Aim of the task: Extract each line of the material that follows exactly and omit its pictures.

BEGIN Records to use

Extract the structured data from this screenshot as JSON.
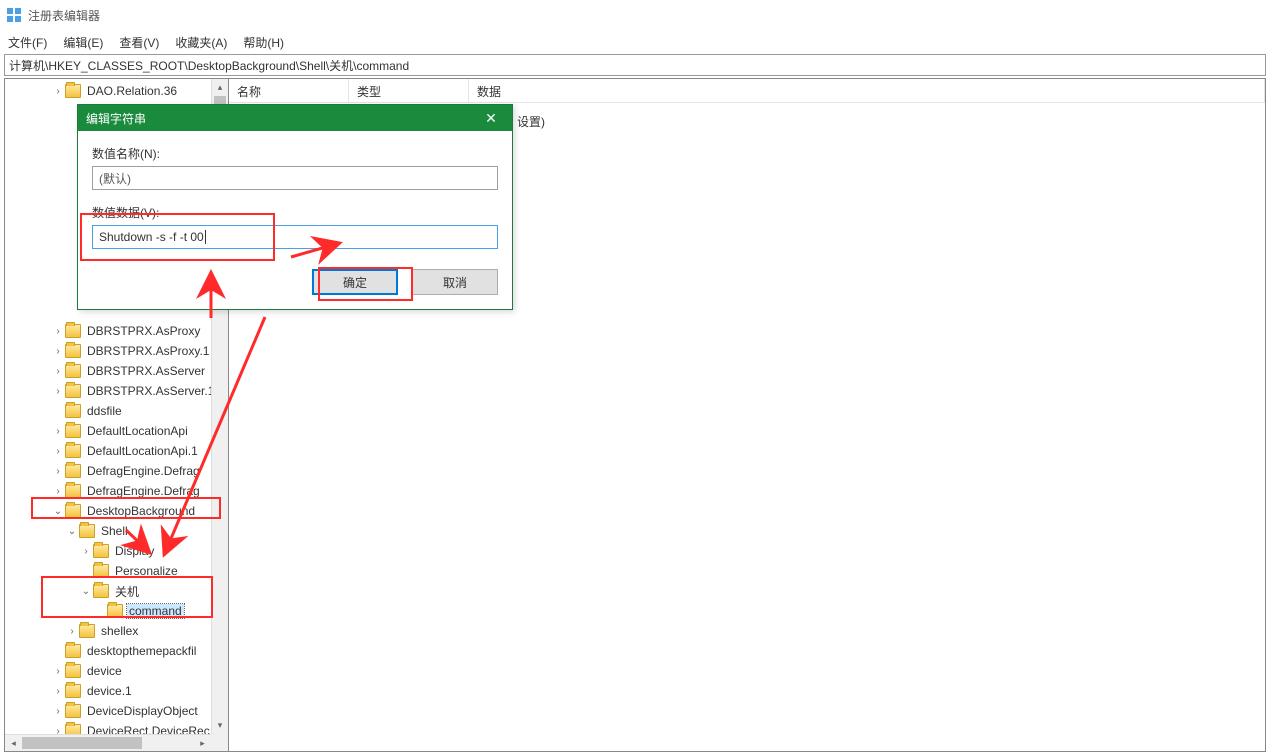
{
  "window": {
    "title": "注册表编辑器"
  },
  "menu": {
    "file": "文件(F)",
    "edit": "编辑(E)",
    "view": "查看(V)",
    "favorites": "收藏夹(A)",
    "help": "帮助(H)"
  },
  "address": "计算机\\HKEY_CLASSES_ROOT\\DesktopBackground\\Shell\\关机\\command",
  "tree": [
    {
      "indent": 3,
      "caret": "closed",
      "label": "DAO.Relation.36"
    },
    {
      "indent": 3,
      "caret": "none",
      "label": ""
    },
    {
      "indent": 3,
      "caret": "none",
      "label": ""
    },
    {
      "indent": 3,
      "caret": "none",
      "label": ""
    },
    {
      "indent": 3,
      "caret": "none",
      "label": ""
    },
    {
      "indent": 3,
      "caret": "none",
      "label": ""
    },
    {
      "indent": 3,
      "caret": "none",
      "label": ""
    },
    {
      "indent": 3,
      "caret": "none",
      "label": ""
    },
    {
      "indent": 3,
      "caret": "none",
      "label": ""
    },
    {
      "indent": 3,
      "caret": "none",
      "label": ""
    },
    {
      "indent": 3,
      "caret": "none",
      "label": ""
    },
    {
      "indent": 3,
      "caret": "none",
      "label": ""
    },
    {
      "indent": 3,
      "caret": "closed",
      "label": "DBRSTPRX.AsProxy"
    },
    {
      "indent": 3,
      "caret": "closed",
      "label": "DBRSTPRX.AsProxy.1"
    },
    {
      "indent": 3,
      "caret": "closed",
      "label": "DBRSTPRX.AsServer"
    },
    {
      "indent": 3,
      "caret": "closed",
      "label": "DBRSTPRX.AsServer.1"
    },
    {
      "indent": 3,
      "caret": "none",
      "label": "ddsfile"
    },
    {
      "indent": 3,
      "caret": "closed",
      "label": "DefaultLocationApi"
    },
    {
      "indent": 3,
      "caret": "closed",
      "label": "DefaultLocationApi.1"
    },
    {
      "indent": 3,
      "caret": "closed",
      "label": "DefragEngine.Defrag"
    },
    {
      "indent": 3,
      "caret": "closed",
      "label": "DefragEngine.Defrag"
    },
    {
      "indent": 3,
      "caret": "open",
      "label": "DesktopBackground"
    },
    {
      "indent": 4,
      "caret": "open",
      "label": "Shell"
    },
    {
      "indent": 5,
      "caret": "closed",
      "label": "Display"
    },
    {
      "indent": 5,
      "caret": "none",
      "label": "Personalize"
    },
    {
      "indent": 5,
      "caret": "open",
      "label": "关机"
    },
    {
      "indent": 6,
      "caret": "none",
      "label": "command",
      "selected": true
    },
    {
      "indent": 4,
      "caret": "closed",
      "label": "shellex"
    },
    {
      "indent": 3,
      "caret": "none",
      "label": "desktopthemepackfil"
    },
    {
      "indent": 3,
      "caret": "closed",
      "label": "device"
    },
    {
      "indent": 3,
      "caret": "closed",
      "label": "device.1"
    },
    {
      "indent": 3,
      "caret": "closed",
      "label": "DeviceDisplayObject"
    },
    {
      "indent": 3,
      "caret": "closed",
      "label": "DeviceRect.DeviceRec"
    }
  ],
  "list": {
    "columns": {
      "name": "名称",
      "type": "类型",
      "data": "数据"
    },
    "row": {
      "data_suffix": "设置)"
    }
  },
  "dialog": {
    "title": "编辑字符串",
    "name_label": "数值名称(N):",
    "name_value": "(默认)",
    "data_label": "数值数据(V):",
    "data_value": "Shutdown -s -f -t 00",
    "ok": "确定",
    "cancel": "取消",
    "close": "✕"
  }
}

END Records to use

Result of this task:
Extract the structured data from this screenshot as JSON.
{
  "window": {
    "title": "注册表编辑器"
  },
  "menu": {
    "file": "文件(F)",
    "edit": "编辑(E)",
    "view": "查看(V)",
    "favorites": "收藏夹(A)",
    "help": "帮助(H)"
  },
  "address": "计算机\\HKEY_CLASSES_ROOT\\DesktopBackground\\Shell\\关机\\command",
  "tree": [
    {
      "indent": 3,
      "caret": "closed",
      "label": "DAO.Relation.36"
    },
    {
      "indent": 3,
      "caret": "none",
      "label": ""
    },
    {
      "indent": 3,
      "caret": "none",
      "label": ""
    },
    {
      "indent": 3,
      "caret": "none",
      "label": ""
    },
    {
      "indent": 3,
      "caret": "none",
      "label": ""
    },
    {
      "indent": 3,
      "caret": "none",
      "label": ""
    },
    {
      "indent": 3,
      "caret": "none",
      "label": ""
    },
    {
      "indent": 3,
      "caret": "none",
      "label": ""
    },
    {
      "indent": 3,
      "caret": "none",
      "label": ""
    },
    {
      "indent": 3,
      "caret": "none",
      "label": ""
    },
    {
      "indent": 3,
      "caret": "none",
      "label": ""
    },
    {
      "indent": 3,
      "caret": "none",
      "label": ""
    },
    {
      "indent": 3,
      "caret": "closed",
      "label": "DBRSTPRX.AsProxy"
    },
    {
      "indent": 3,
      "caret": "closed",
      "label": "DBRSTPRX.AsProxy.1"
    },
    {
      "indent": 3,
      "caret": "closed",
      "label": "DBRSTPRX.AsServer"
    },
    {
      "indent": 3,
      "caret": "closed",
      "label": "DBRSTPRX.AsServer.1"
    },
    {
      "indent": 3,
      "caret": "none",
      "label": "ddsfile"
    },
    {
      "indent": 3,
      "caret": "closed",
      "label": "DefaultLocationApi"
    },
    {
      "indent": 3,
      "caret": "closed",
      "label": "DefaultLocationApi.1"
    },
    {
      "indent": 3,
      "caret": "closed",
      "label": "DefragEngine.Defrag"
    },
    {
      "indent": 3,
      "caret": "closed",
      "label": "DefragEngine.Defrag"
    },
    {
      "indent": 3,
      "caret": "open",
      "label": "DesktopBackground"
    },
    {
      "indent": 4,
      "caret": "open",
      "label": "Shell"
    },
    {
      "indent": 5,
      "caret": "closed",
      "label": "Display"
    },
    {
      "indent": 5,
      "caret": "none",
      "label": "Personalize"
    },
    {
      "indent": 5,
      "caret": "open",
      "label": "关机"
    },
    {
      "indent": 6,
      "caret": "none",
      "label": "command",
      "selected": true
    },
    {
      "indent": 4,
      "caret": "closed",
      "label": "shellex"
    },
    {
      "indent": 3,
      "caret": "none",
      "label": "desktopthemepackfil"
    },
    {
      "indent": 3,
      "caret": "closed",
      "label": "device"
    },
    {
      "indent": 3,
      "caret": "closed",
      "label": "device.1"
    },
    {
      "indent": 3,
      "caret": "closed",
      "label": "DeviceDisplayObject"
    },
    {
      "indent": 3,
      "caret": "closed",
      "label": "DeviceRect.DeviceRec"
    }
  ],
  "list": {
    "columns": {
      "name": "名称",
      "type": "类型",
      "data": "数据"
    },
    "row": {
      "data_suffix": "设置)"
    }
  },
  "dialog": {
    "title": "编辑字符串",
    "name_label": "数值名称(N):",
    "name_value": "(默认)",
    "data_label": "数值数据(V):",
    "data_value": "Shutdown -s -f -t 00",
    "ok": "确定",
    "cancel": "取消",
    "close": "✕"
  }
}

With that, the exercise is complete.